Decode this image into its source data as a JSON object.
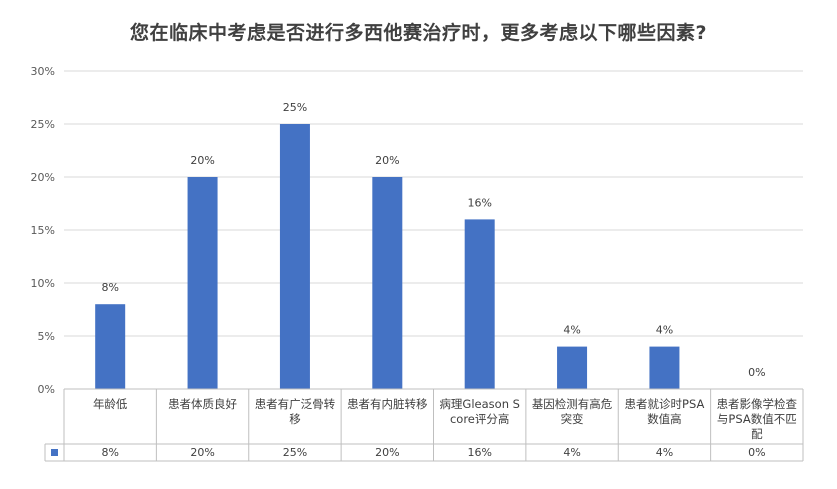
{
  "chart_data": {
    "type": "bar",
    "title": "您在临床中考虑是否进行多西他赛治疗时，更多考虑以下哪些因素?",
    "categories": [
      "年龄低",
      "患者体质良好",
      "患者有广泛骨转移",
      "患者有内脏转移",
      "病理Gleason Score评分高",
      "基因检测有高危突变",
      "患者就诊时PSA数值高",
      "患者影像学检查与PSA数值不匹配"
    ],
    "values": [
      8,
      20,
      25,
      20,
      16,
      4,
      4,
      0
    ],
    "value_labels": [
      "8%",
      "20%",
      "25%",
      "20%",
      "16%",
      "4%",
      "4%",
      "0%"
    ],
    "yticks": [
      "0%",
      "5%",
      "10%",
      "15%",
      "20%",
      "25%",
      "30%"
    ],
    "ylim": [
      0,
      30
    ],
    "grid": true,
    "legend": "data-table",
    "bar_color": "#4472C4"
  }
}
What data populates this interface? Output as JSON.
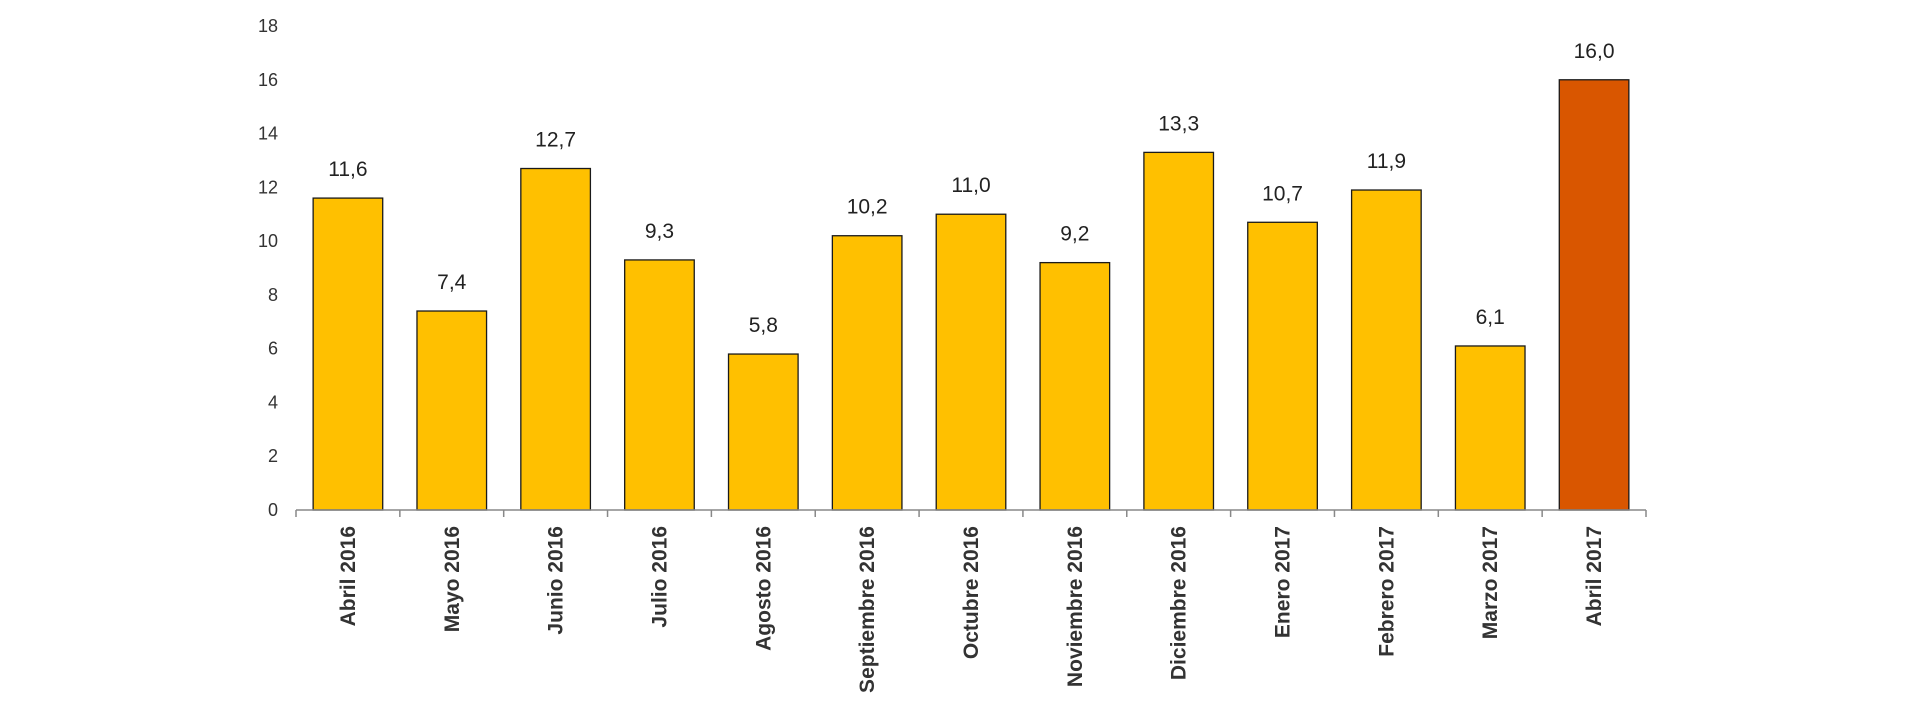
{
  "chart_data": {
    "type": "bar",
    "categories": [
      "Abril 2016",
      "Mayo 2016",
      "Junio 2016",
      "Julio 2016",
      "Agosto 2016",
      "Septiembre 2016",
      "Octubre 2016",
      "Noviembre 2016",
      "Diciembre 2016",
      "Enero 2017",
      "Febrero 2017",
      "Marzo 2017",
      "Abril 2017"
    ],
    "values": [
      11.6,
      7.4,
      12.7,
      9.3,
      5.8,
      10.2,
      11.0,
      9.2,
      13.3,
      10.7,
      11.9,
      6.1,
      16.0
    ],
    "data_labels": [
      "11,6",
      "7,4",
      "12,7",
      "9,3",
      "5,8",
      "10,2",
      "11,0",
      "9,2",
      "13,3",
      "10,7",
      "11,9",
      "6,1",
      "16,0"
    ],
    "yticks": [
      0,
      2,
      4,
      6,
      8,
      10,
      12,
      14,
      16,
      18
    ],
    "ylim": [
      0,
      18
    ],
    "title": "",
    "xlabel": "",
    "ylabel": "",
    "grid": false,
    "legend": "none",
    "colors": {
      "bar": "#FFC000",
      "highlight_bar": "#D95600",
      "bar_stroke": "#1a1a1a",
      "axis": "#888888"
    },
    "highlight_index": 12
  }
}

********

• [YOUR GOAL] Among the entries, how many lines contain the string "this"? Give the number without anything else.

• [SOLUTION] 2